YOUR INSTRUCTIONS:
All entries are to be given again verbatim.

※

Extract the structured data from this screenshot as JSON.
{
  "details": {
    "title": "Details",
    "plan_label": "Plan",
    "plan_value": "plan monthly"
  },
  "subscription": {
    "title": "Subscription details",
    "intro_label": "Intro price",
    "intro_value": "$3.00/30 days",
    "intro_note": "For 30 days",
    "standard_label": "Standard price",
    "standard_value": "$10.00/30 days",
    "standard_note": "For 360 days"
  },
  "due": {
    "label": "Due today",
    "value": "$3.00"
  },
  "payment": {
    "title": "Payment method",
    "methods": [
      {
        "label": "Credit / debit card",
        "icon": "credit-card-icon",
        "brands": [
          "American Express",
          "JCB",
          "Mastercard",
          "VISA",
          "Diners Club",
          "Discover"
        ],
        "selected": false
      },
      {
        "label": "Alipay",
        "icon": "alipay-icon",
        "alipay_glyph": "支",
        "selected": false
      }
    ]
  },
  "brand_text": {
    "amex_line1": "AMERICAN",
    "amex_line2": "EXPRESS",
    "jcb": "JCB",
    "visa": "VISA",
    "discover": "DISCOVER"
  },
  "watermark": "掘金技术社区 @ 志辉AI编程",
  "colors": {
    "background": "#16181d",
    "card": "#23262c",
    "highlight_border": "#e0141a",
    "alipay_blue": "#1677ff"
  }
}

※

WORKED ANSWER:
Extract the structured data from this screenshot as JSON.
{
  "details": {
    "title": "Details",
    "plan_label": "Plan",
    "plan_value": "plan monthly"
  },
  "subscription": {
    "title": "Subscription details",
    "intro_label": "Intro price",
    "intro_value": "$3.00/30 days",
    "intro_note": "For 30 days",
    "standard_label": "Standard price",
    "standard_value": "$10.00/30 days",
    "standard_note": "For 360 days"
  },
  "due": {
    "label": "Due today",
    "value": "$3.00"
  },
  "payment": {
    "title": "Payment method",
    "methods": [
      {
        "label": "Credit / debit card",
        "icon": "credit-card-icon",
        "brands": [
          "American Express",
          "JCB",
          "Mastercard",
          "VISA",
          "Diners Club",
          "Discover"
        ],
        "selected": false
      },
      {
        "label": "Alipay",
        "icon": "alipay-icon",
        "alipay_glyph": "支",
        "selected": false
      }
    ]
  },
  "brand_text": {
    "amex_line1": "AMERICAN",
    "amex_line2": "EXPRESS",
    "jcb": "JCB",
    "visa": "VISA",
    "discover": "DISCOVER"
  },
  "watermark": "掘金技术社区 @ 志辉AI编程",
  "colors": {
    "background": "#16181d",
    "card": "#23262c",
    "highlight_border": "#e0141a",
    "alipay_blue": "#1677ff"
  }
}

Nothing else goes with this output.